[Rows from a dataset]
★ ★ ★ ★ ★ ★ ★

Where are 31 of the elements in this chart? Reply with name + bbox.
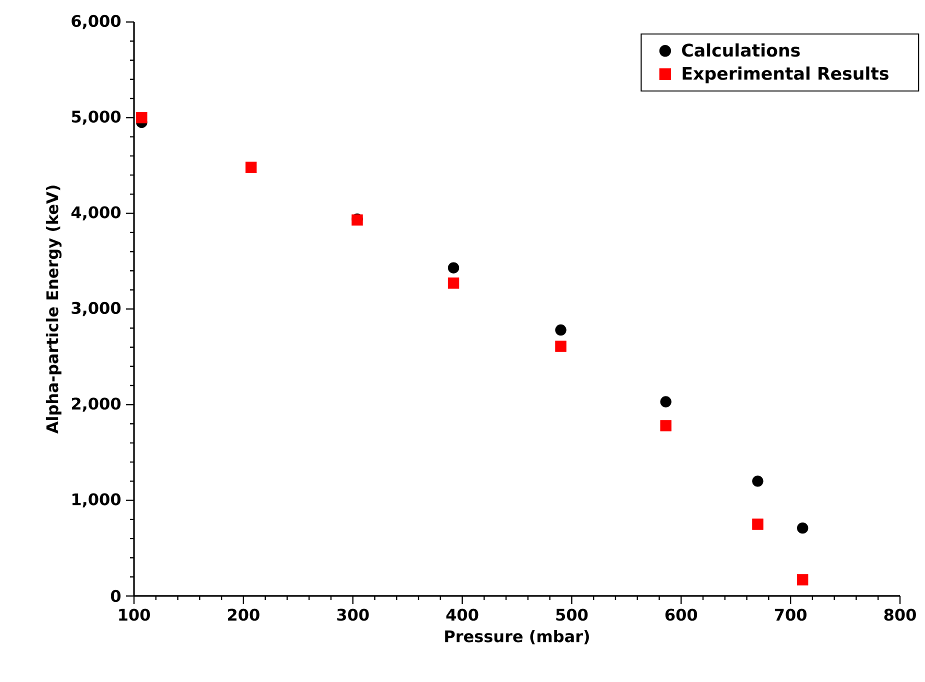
y-axis-title: Alpha-particle Energy (keV) bbox=[46, 186, 62, 434]
point bbox=[660, 420, 672, 432]
y-tick-label: 1,000 bbox=[72, 493, 121, 508]
point bbox=[752, 518, 764, 530]
y-tick-label: 5,000 bbox=[72, 110, 121, 125]
y-tick-label: 3,000 bbox=[72, 302, 121, 316]
x-tick-label: 800 bbox=[884, 608, 916, 621]
point bbox=[245, 162, 257, 174]
y-tick-label: 2,000 bbox=[72, 398, 121, 412]
x-tick-label: 200 bbox=[228, 608, 260, 621]
point bbox=[448, 262, 460, 274]
point bbox=[660, 396, 672, 408]
point bbox=[136, 112, 148, 124]
point bbox=[555, 340, 566, 352]
point bbox=[797, 574, 808, 586]
point bbox=[797, 522, 808, 534]
x-tick-label: 100 bbox=[119, 608, 150, 621]
y-tick-label: 6,000 bbox=[72, 14, 121, 30]
point bbox=[752, 476, 764, 487]
x-tick-label: 600 bbox=[665, 608, 698, 621]
point bbox=[448, 278, 460, 289]
x-tick-label: 500 bbox=[556, 608, 588, 621]
point bbox=[555, 324, 566, 336]
x-tick-label: 700 bbox=[774, 608, 807, 621]
y-tick-label: 4,000 bbox=[71, 206, 121, 220]
x-axis-title: Pressure (mbar) bbox=[445, 630, 589, 644]
x-tick-label: 400 bbox=[446, 608, 478, 621]
legend-label: Calculations bbox=[682, 43, 800, 57]
y-tick-label: 0 bbox=[110, 590, 121, 602]
legend-label: Experimental Results bbox=[682, 66, 888, 84]
x-tick-label: 300 bbox=[337, 608, 369, 621]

★ ★ ★ ★ ★ ★ ★

Write out every line of the rows above as a JSON list of strings, one string per line, skipping blank lines. Leave out the pictures.

## [Written solution]
[
  "Where are 31 of the elements in this chart? Reply with name + bbox.",
  "y-axis-title: Alpha-particle Energy (keV) bbox=[46, 186, 62, 434]",
  "point bbox=[660, 420, 672, 432]",
  "y-tick-label: 1,000 bbox=[72, 493, 121, 508]",
  "point bbox=[752, 518, 764, 530]",
  "y-tick-label: 5,000 bbox=[72, 110, 121, 125]",
  "y-tick-label: 3,000 bbox=[72, 302, 121, 316]",
  "x-tick-label: 800 bbox=[884, 608, 916, 621]",
  "point bbox=[245, 162, 257, 174]",
  "y-tick-label: 2,000 bbox=[72, 398, 121, 412]",
  "x-tick-label: 200 bbox=[228, 608, 260, 621]",
  "point bbox=[448, 262, 460, 274]",
  "point bbox=[660, 396, 672, 408]",
  "point bbox=[136, 112, 148, 124]",
  "point bbox=[555, 340, 566, 352]",
  "point bbox=[797, 574, 808, 586]",
  "point bbox=[797, 522, 808, 534]",
  "x-tick-label: 100 bbox=[119, 608, 150, 621]",
  "y-tick-label: 6,000 bbox=[72, 14, 121, 30]",
  "point bbox=[752, 476, 764, 487]",
  "x-tick-label: 600 bbox=[665, 608, 698, 621]",
  "point bbox=[448, 278, 460, 289]",
  "x-tick-label: 500 bbox=[556, 608, 588, 621]",
  "point bbox=[555, 324, 566, 336]",
  "x-tick-label: 700 bbox=[774, 608, 807, 621]",
  "y-tick-label: 4,000 bbox=[71, 206, 121, 220]",
  "x-axis-title: Pressure (mbar) bbox=[445, 630, 589, 644]",
  "x-tick-label: 400 bbox=[446, 608, 478, 621]",
  "legend-label: Calculations bbox=[682, 43, 800, 57]",
  "y-tick-label: 0 bbox=[110, 590, 121, 602]",
  "legend-label: Experimental Results bbox=[682, 66, 888, 84]",
  "x-tick-label: 300 bbox=[337, 608, 369, 621]"
]